- [DIRECTIONS]:
Write out every record below exactly as it appears.

- [Some records]:
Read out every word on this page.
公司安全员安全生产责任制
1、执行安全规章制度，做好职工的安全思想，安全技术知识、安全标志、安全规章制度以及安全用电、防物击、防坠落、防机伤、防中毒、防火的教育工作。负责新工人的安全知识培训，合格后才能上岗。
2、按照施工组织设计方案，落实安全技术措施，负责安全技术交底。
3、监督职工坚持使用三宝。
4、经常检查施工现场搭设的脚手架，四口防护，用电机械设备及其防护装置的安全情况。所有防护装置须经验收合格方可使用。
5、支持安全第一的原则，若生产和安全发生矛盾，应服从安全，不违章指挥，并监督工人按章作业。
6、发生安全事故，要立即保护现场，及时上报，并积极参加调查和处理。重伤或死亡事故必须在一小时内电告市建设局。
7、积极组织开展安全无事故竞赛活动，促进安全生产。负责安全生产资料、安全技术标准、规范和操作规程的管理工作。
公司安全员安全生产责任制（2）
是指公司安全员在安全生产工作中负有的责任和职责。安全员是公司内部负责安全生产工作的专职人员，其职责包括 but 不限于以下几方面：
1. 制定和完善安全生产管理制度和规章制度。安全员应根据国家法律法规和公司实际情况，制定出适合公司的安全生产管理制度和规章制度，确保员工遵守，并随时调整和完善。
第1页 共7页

- [RIGHT ANSWER]:
Read out every word on this page.
公司安全员安全生产责任制
1、执行安全规章制度，做好职工的安全思想，安全技术知识、安全标志、安全规章制度以及安全用电、防物击、防坠落、防机伤、防中毒、防火的教育工作。负责新工人的安全知识培训，合格后才能上岗。
2、按照施工组织设计方案，落实安全技术措施，负责安全技术交底。
3、监督职工坚持使用三宝。
4、经常检查施工现场搭设的脚手架，四口防护，用电机械设备及其防护装置的安全情况。所有防护装置须经验收合格方可使用。
5、支持安全第一的原则，若生产和安全发生矛盾，应服从安全，不违章指挥，并监督工人按章作业。
6、发生安全事故，要立即保护现场，及时上报，并积极参加调查和处理。重伤或死亡事故必须在一小时内电告市建设局。
7、积极组织开展安全无事故竞赛活动，促进安全生产。负责安全生产资料、安全技术标准、规范和操作规程的管理工作。
公司安全员安全生产责任制（2）
是指公司安全员在安全生产工作中负有的责任和职责。安全员是公司内部负责安全生产工作的专职人员，其职责包括 but 不限于以下几方面：
1. 制定和完善安全生产管理制度和规章制度。安全员应根据国家法律法规和公司实际情况，制定出适合公司的安全生产管理制度和规章制度，确保员工遵守，并随时调整和完善。
第1页 共7页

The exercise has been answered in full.